> _THE INPUT_
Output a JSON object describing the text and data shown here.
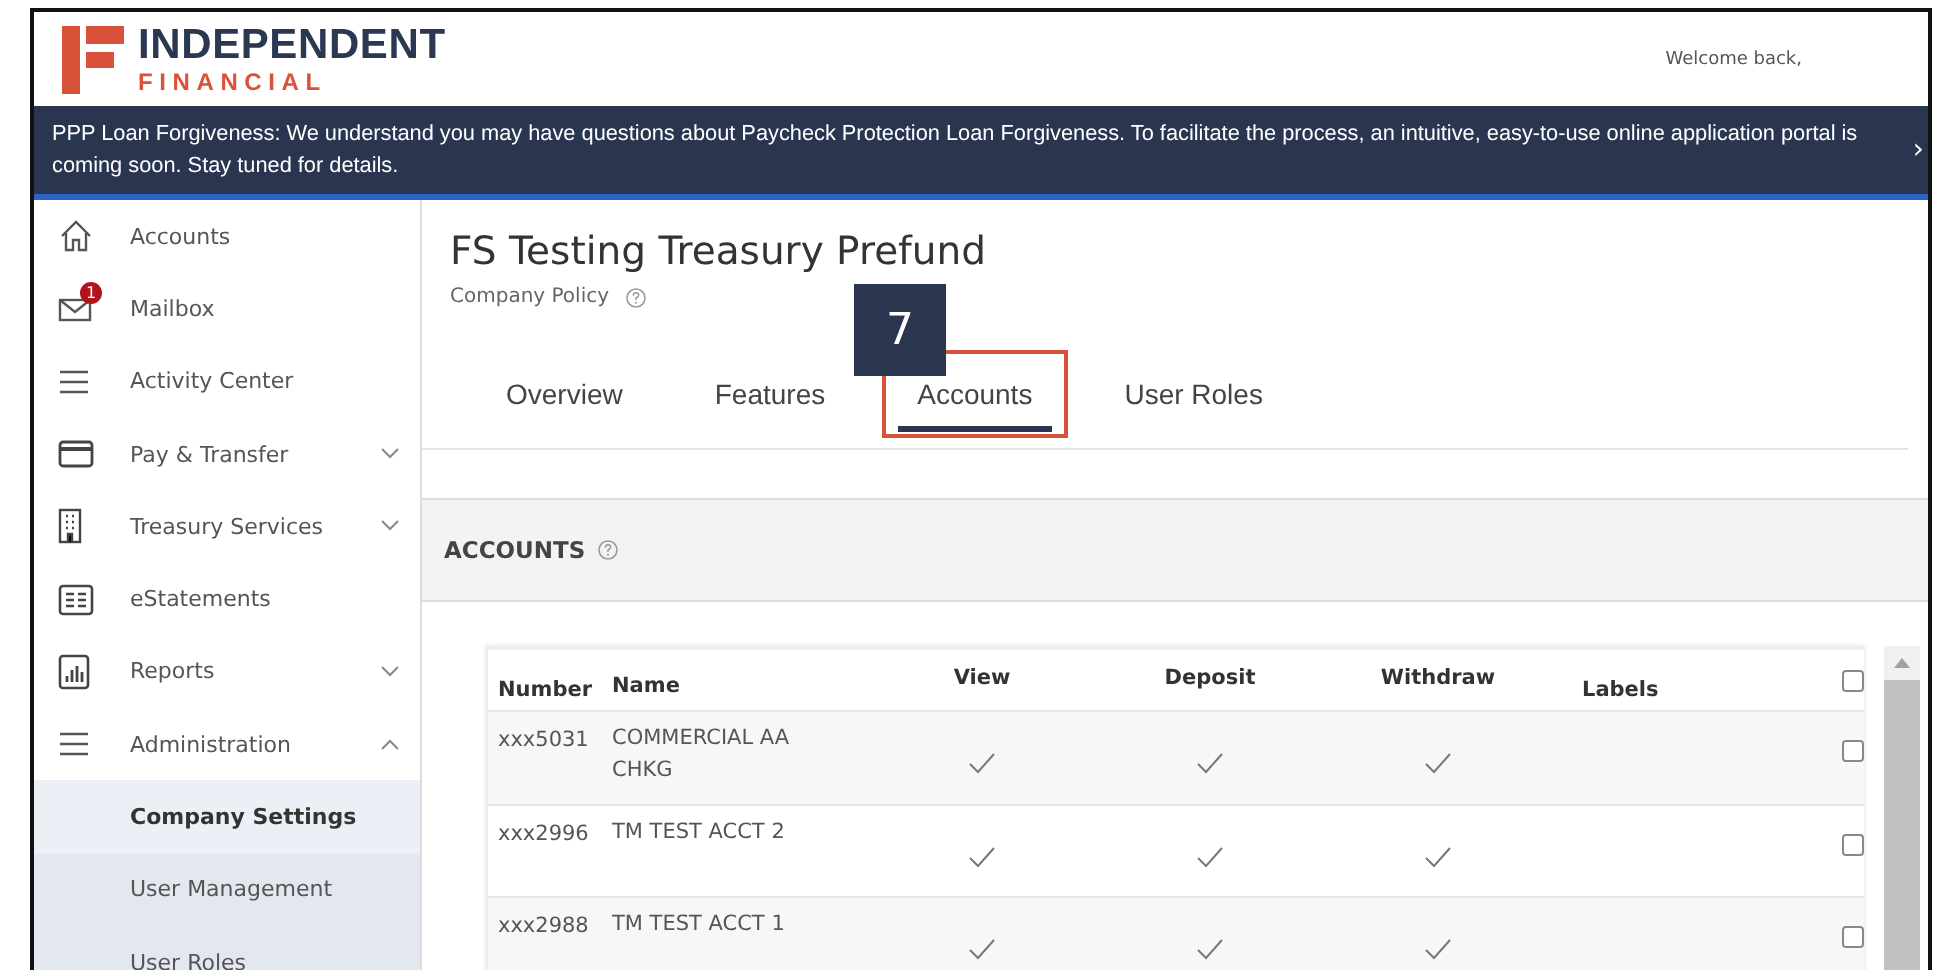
{
  "header": {
    "brand_top": "INDEPENDENT",
    "brand_bottom": "FINANCIAL",
    "welcome": "Welcome back,"
  },
  "banner": {
    "text": "PPP Loan Forgiveness: We understand you may have questions about Paycheck Protection Loan Forgiveness. To facilitate the process, an intuitive, easy-to-use online application portal is coming soon. Stay tuned for details.",
    "next": "›"
  },
  "sidebar": {
    "items": [
      {
        "label": "Accounts"
      },
      {
        "label": "Mailbox",
        "badge": "1"
      },
      {
        "label": "Activity Center"
      },
      {
        "label": "Pay & Transfer",
        "expanded": false
      },
      {
        "label": "Treasury Services",
        "expanded": false
      },
      {
        "label": "eStatements"
      },
      {
        "label": "Reports",
        "expanded": false
      },
      {
        "label": "Administration",
        "expanded": true,
        "children": [
          {
            "label": "Company Settings",
            "selected": true
          },
          {
            "label": "User Management",
            "selected": false
          },
          {
            "label": "User Roles",
            "selected": false
          }
        ]
      }
    ]
  },
  "page": {
    "title": "FS Testing Treasury Prefund",
    "subtitle": "Company Policy",
    "callout": "7"
  },
  "tabs": [
    {
      "label": "Overview",
      "selected": false,
      "highlighted": false
    },
    {
      "label": "Features",
      "selected": false,
      "highlighted": false
    },
    {
      "label": "Accounts",
      "selected": true,
      "highlighted": true
    },
    {
      "label": "User Roles",
      "selected": false,
      "highlighted": false
    }
  ],
  "section": {
    "title": "ACCOUNTS"
  },
  "table": {
    "columns": [
      "Number",
      "Name",
      "View",
      "Deposit",
      "Withdraw",
      "Labels"
    ],
    "select_all": {
      "checked": false
    },
    "rows": [
      {
        "number": "xxx5031",
        "name": "COMMERCIAL AA CHKG",
        "view": true,
        "deposit": true,
        "withdraw": true,
        "checked": false
      },
      {
        "number": "xxx2996",
        "name": "TM TEST ACCT 2",
        "view": true,
        "deposit": true,
        "withdraw": true,
        "checked": false
      },
      {
        "number": "xxx2988",
        "name": "TM TEST ACCT 1",
        "view": true,
        "deposit": true,
        "withdraw": true,
        "checked": false
      }
    ]
  }
}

> _WORK TO BE COMPLETED_
Repeat the records above exactly, leaving out any pictures they contain.

> _FINAL RESULT_
Output a JSON object describing the text and data shown here.
{
  "header": {
    "brand_top": "INDEPENDENT",
    "brand_bottom": "FINANCIAL",
    "welcome": "Welcome back,"
  },
  "banner": {
    "text": "PPP Loan Forgiveness: We understand you may have questions about Paycheck Protection Loan Forgiveness. To facilitate the process, an intuitive, easy-to-use online application portal is coming soon. Stay tuned for details.",
    "next": "›"
  },
  "sidebar": {
    "items": [
      {
        "label": "Accounts"
      },
      {
        "label": "Mailbox",
        "badge": "1"
      },
      {
        "label": "Activity Center"
      },
      {
        "label": "Pay & Transfer",
        "expanded": false
      },
      {
        "label": "Treasury Services",
        "expanded": false
      },
      {
        "label": "eStatements"
      },
      {
        "label": "Reports",
        "expanded": false
      },
      {
        "label": "Administration",
        "expanded": true,
        "children": [
          {
            "label": "Company Settings",
            "selected": true
          },
          {
            "label": "User Management",
            "selected": false
          },
          {
            "label": "User Roles",
            "selected": false
          }
        ]
      }
    ]
  },
  "page": {
    "title": "FS Testing Treasury Prefund",
    "subtitle": "Company Policy",
    "callout": "7"
  },
  "tabs": [
    {
      "label": "Overview",
      "selected": false,
      "highlighted": false
    },
    {
      "label": "Features",
      "selected": false,
      "highlighted": false
    },
    {
      "label": "Accounts",
      "selected": true,
      "highlighted": true
    },
    {
      "label": "User Roles",
      "selected": false,
      "highlighted": false
    }
  ],
  "section": {
    "title": "ACCOUNTS"
  },
  "table": {
    "columns": [
      "Number",
      "Name",
      "View",
      "Deposit",
      "Withdraw",
      "Labels"
    ],
    "select_all": {
      "checked": false
    },
    "rows": [
      {
        "number": "xxx5031",
        "name": "COMMERCIAL AA CHKG",
        "view": true,
        "deposit": true,
        "withdraw": true,
        "checked": false
      },
      {
        "number": "xxx2996",
        "name": "TM TEST ACCT 2",
        "view": true,
        "deposit": true,
        "withdraw": true,
        "checked": false
      },
      {
        "number": "xxx2988",
        "name": "TM TEST ACCT 1",
        "view": true,
        "deposit": true,
        "withdraw": true,
        "checked": false
      }
    ]
  }
}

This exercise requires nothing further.